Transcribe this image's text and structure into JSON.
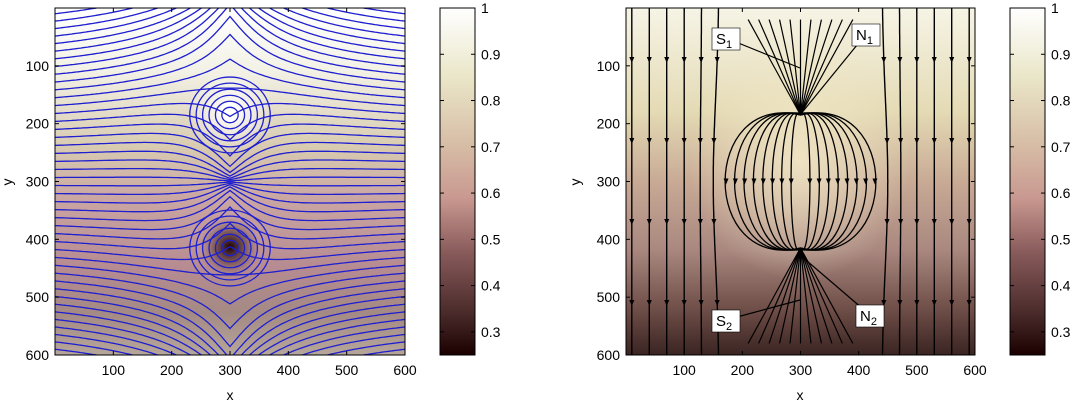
{
  "chart_data": [
    {
      "type": "heatmap",
      "title": "",
      "xlabel": "x",
      "ylabel": "y",
      "xlim": [
        0,
        600
      ],
      "ylim": [
        0,
        600
      ],
      "y_reversed": true,
      "xticks": [
        100,
        200,
        300,
        400,
        500,
        600
      ],
      "yticks": [
        100,
        200,
        300,
        400,
        500,
        600
      ],
      "colorbar": {
        "min": 0.25,
        "max": 1,
        "ticks": [
          0.3,
          0.4,
          0.5,
          0.6,
          0.7,
          0.8,
          0.9,
          1
        ],
        "tick_labels": [
          "0.3",
          "0.4",
          "0.5",
          "0.6",
          "0.7",
          "0.8",
          "0.9",
          "1"
        ]
      },
      "overlay": "level lines",
      "line_color": "#1f1fd0",
      "features": [
        {
          "kind": "bright maximum",
          "x": 300,
          "y": 185
        },
        {
          "kind": "dark minimum",
          "x": 300,
          "y": 415
        }
      ]
    },
    {
      "type": "heatmap",
      "title": "",
      "xlabel": "x",
      "ylabel": "y",
      "xlim": [
        0,
        600
      ],
      "ylim": [
        0,
        600
      ],
      "y_reversed": true,
      "xticks": [
        100,
        200,
        300,
        400,
        500,
        600
      ],
      "yticks": [
        100,
        200,
        300,
        400,
        500,
        600
      ],
      "colorbar": {
        "min": 0.25,
        "max": 1,
        "ticks": [
          0.3,
          0.4,
          0.5,
          0.6,
          0.7,
          0.8,
          0.9,
          1
        ],
        "tick_labels": [
          "0.3",
          "0.4",
          "0.5",
          "0.6",
          "0.7",
          "0.8",
          "0.9",
          "1"
        ]
      },
      "overlay": "streamlines with arrows",
      "line_color": "#000000",
      "annotations": [
        {
          "main": "S",
          "sub": "1",
          "x": 300,
          "y": 100
        },
        {
          "main": "N",
          "sub": "1",
          "x": 300,
          "y": 185
        },
        {
          "main": "S",
          "sub": "2",
          "x": 300,
          "y": 500
        },
        {
          "main": "N",
          "sub": "2",
          "x": 300,
          "y": 415
        }
      ]
    }
  ]
}
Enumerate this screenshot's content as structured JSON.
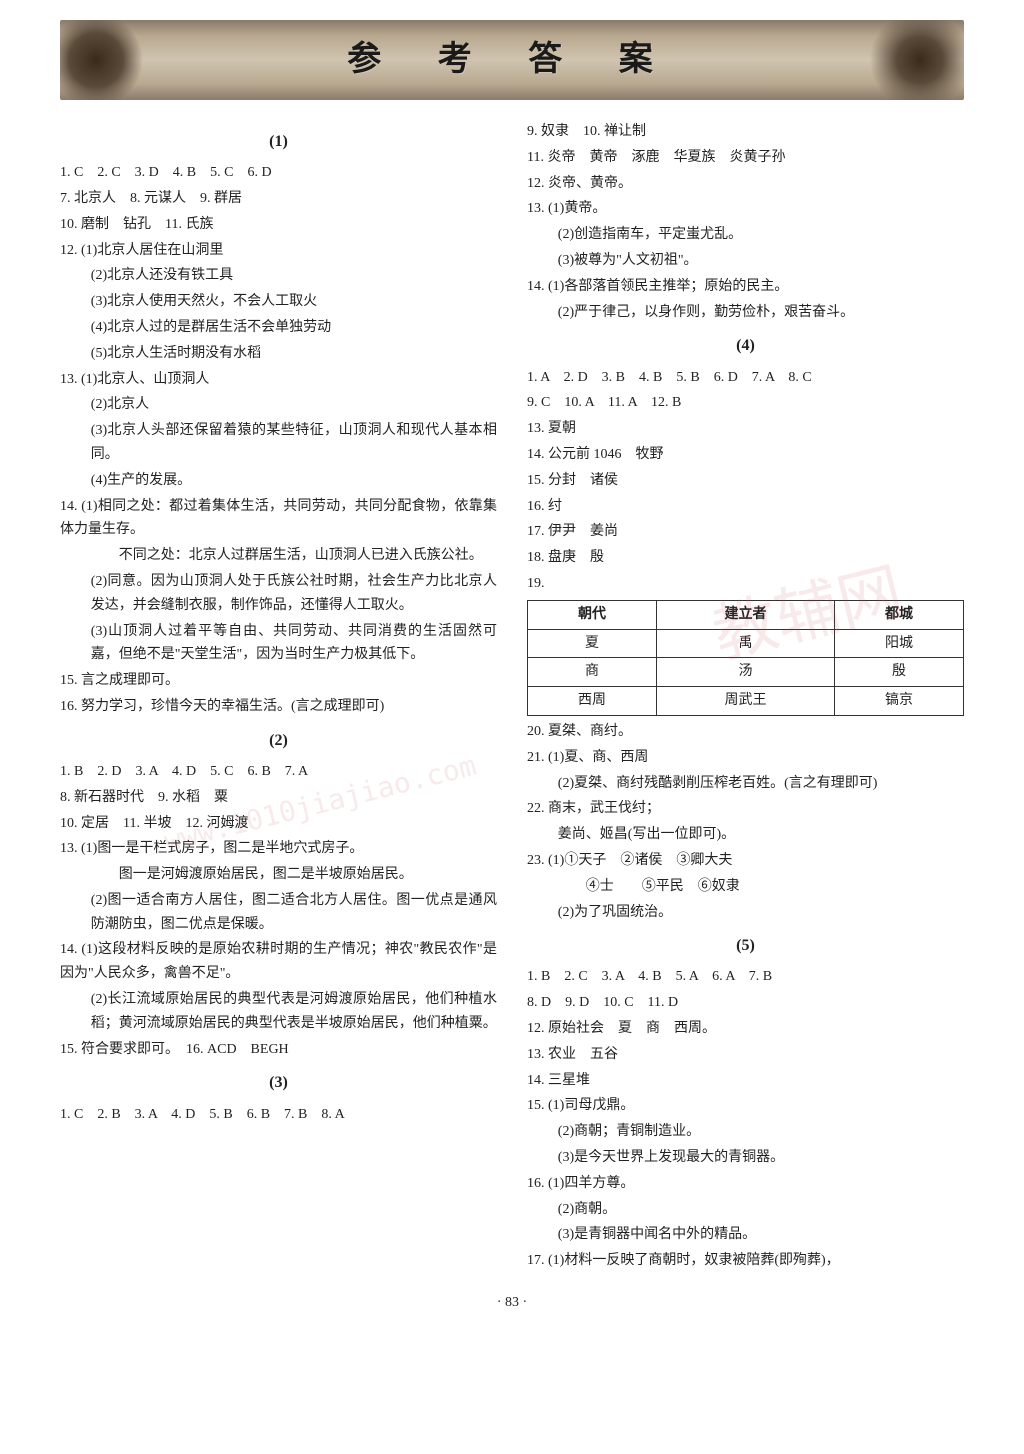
{
  "banner_title": "参 考 答 案",
  "page_number": "· 83 ·",
  "watermark_main": "教辅网",
  "watermark_url": "www.1010jiajiao.com",
  "left": {
    "sec1": {
      "title": "(1)",
      "lines": [
        "1. C　2. C　3. D　4. B　5. C　6. D",
        "7. 北京人　8. 元谋人　9. 群居",
        "10. 磨制　钻孔　11. 氏族",
        "12. (1)北京人居住在山洞里",
        "(2)北京人还没有铁工具",
        "(3)北京人使用天然火，不会人工取火",
        "(4)北京人过的是群居生活不会单独劳动",
        "(5)北京人生活时期没有水稻",
        "13. (1)北京人、山顶洞人",
        "(2)北京人",
        "(3)北京人头部还保留着猿的某些特征，山顶洞人和现代人基本相同。",
        "(4)生产的发展。",
        "14. (1)相同之处：都过着集体生活，共同劳动，共同分配食物，依靠集体力量生存。",
        "不同之处：北京人过群居生活，山顶洞人已进入氏族公社。",
        "(2)同意。因为山顶洞人处于氏族公社时期，社会生产力比北京人发达，并会缝制衣服，制作饰品，还懂得人工取火。",
        "(3)山顶洞人过着平等自由、共同劳动、共同消费的生活固然可嘉，但绝不是\"天堂生活\"，因为当时生产力极其低下。",
        "15. 言之成理即可。",
        "16. 努力学习，珍惜今天的幸福生活。(言之成理即可)"
      ],
      "indents": [
        0,
        0,
        0,
        0,
        1,
        1,
        1,
        1,
        0,
        1,
        1,
        1,
        0,
        2,
        1,
        1,
        0,
        0
      ]
    },
    "sec2": {
      "title": "(2)",
      "lines": [
        "1. B　2. D　3. A　4. D　5. C　6. B　7. A",
        "8. 新石器时代　9. 水稻　粟",
        "10. 定居　11. 半坡　12. 河姆渡",
        "13. (1)图一是干栏式房子，图二是半地穴式房子。",
        "图一是河姆渡原始居民，图二是半坡原始居民。",
        "(2)图一适合南方人居住，图二适合北方人居住。图一优点是通风防潮防虫，图二优点是保暖。",
        "14. (1)这段材料反映的是原始农耕时期的生产情况；神农\"教民农作\"是因为\"人民众多，禽兽不足\"。",
        "(2)长江流域原始居民的典型代表是河姆渡原始居民，他们种植水稻；黄河流域原始居民的典型代表是半坡原始居民，他们种植粟。",
        "15. 符合要求即可。　16. ACD　BEGH"
      ],
      "indents": [
        0,
        0,
        0,
        0,
        2,
        1,
        0,
        1,
        0
      ]
    },
    "sec3": {
      "title": "(3)",
      "lines": [
        "1. C　2. B　3. A　4. D　5. B　6. B　7. B　8. A"
      ],
      "indents": [
        0
      ]
    }
  },
  "right": {
    "sec3b": {
      "lines": [
        "9. 奴隶　10. 禅让制",
        "11. 炎帝　黄帝　涿鹿　华夏族　炎黄子孙",
        "12. 炎帝、黄帝。",
        "13. (1)黄帝。",
        "(2)创造指南车，平定蚩尤乱。",
        "(3)被尊为\"人文初祖\"。",
        "14. (1)各部落首领民主推举；原始的民主。",
        "(2)严于律己，以身作则，勤劳俭朴，艰苦奋斗。"
      ],
      "indents": [
        0,
        0,
        0,
        0,
        1,
        1,
        0,
        1
      ]
    },
    "sec4": {
      "title": "(4)",
      "lines_before": [
        "1. A　2. D　3. B　4. B　5. B　6. D　7. A　8. C",
        "9. C　10. A　11. A　12. B",
        "13. 夏朝",
        "14. 公元前 1046　牧野",
        "15. 分封　诸侯",
        "16. 纣",
        "17. 伊尹　姜尚",
        "18. 盘庚　殷",
        "19."
      ],
      "indents_before": [
        0,
        0,
        0,
        0,
        0,
        0,
        0,
        0,
        0
      ],
      "table": {
        "header": [
          "朝代",
          "建立者",
          "都城"
        ],
        "rows": [
          [
            "夏",
            "禹",
            "阳城"
          ],
          [
            "商",
            "汤",
            "殷"
          ],
          [
            "西周",
            "周武王",
            "镐京"
          ]
        ]
      },
      "lines_after": [
        "20. 夏桀、商纣。",
        "21. (1)夏、商、西周",
        "(2)夏桀、商纣残酷剥削压榨老百姓。(言之有理即可)",
        "22. 商末，武王伐纣；",
        "姜尚、姬昌(写出一位即可)。",
        "23. (1)①天子　②诸侯　③卿大夫",
        "④士　　⑤平民　⑥奴隶",
        "(2)为了巩固统治。"
      ],
      "indents_after": [
        0,
        0,
        1,
        0,
        1,
        0,
        2,
        1
      ]
    },
    "sec5": {
      "title": "(5)",
      "lines": [
        "1. B　2. C　3. A　4. B　5. A　6. A　7. B",
        "8. D　9. D　10. C　11. D",
        "12. 原始社会　夏　商　西周。",
        "13. 农业　五谷",
        "14. 三星堆",
        "15. (1)司母戊鼎。",
        "(2)商朝；青铜制造业。",
        "(3)是今天世界上发现最大的青铜器。",
        "16. (1)四羊方尊。",
        "(2)商朝。",
        "(3)是青铜器中闻名中外的精品。",
        "17. (1)材料一反映了商朝时，奴隶被陪葬(即殉葬)，"
      ],
      "indents": [
        0,
        0,
        0,
        0,
        0,
        0,
        1,
        1,
        0,
        1,
        1,
        0
      ]
    }
  }
}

> **Directive**: Identify each line in the records above that contains the word "this", and copy it out in full.

> **Task output**:
Transcribe this image's text and structure into JSON.
Enumerate this screenshot's content as structured JSON.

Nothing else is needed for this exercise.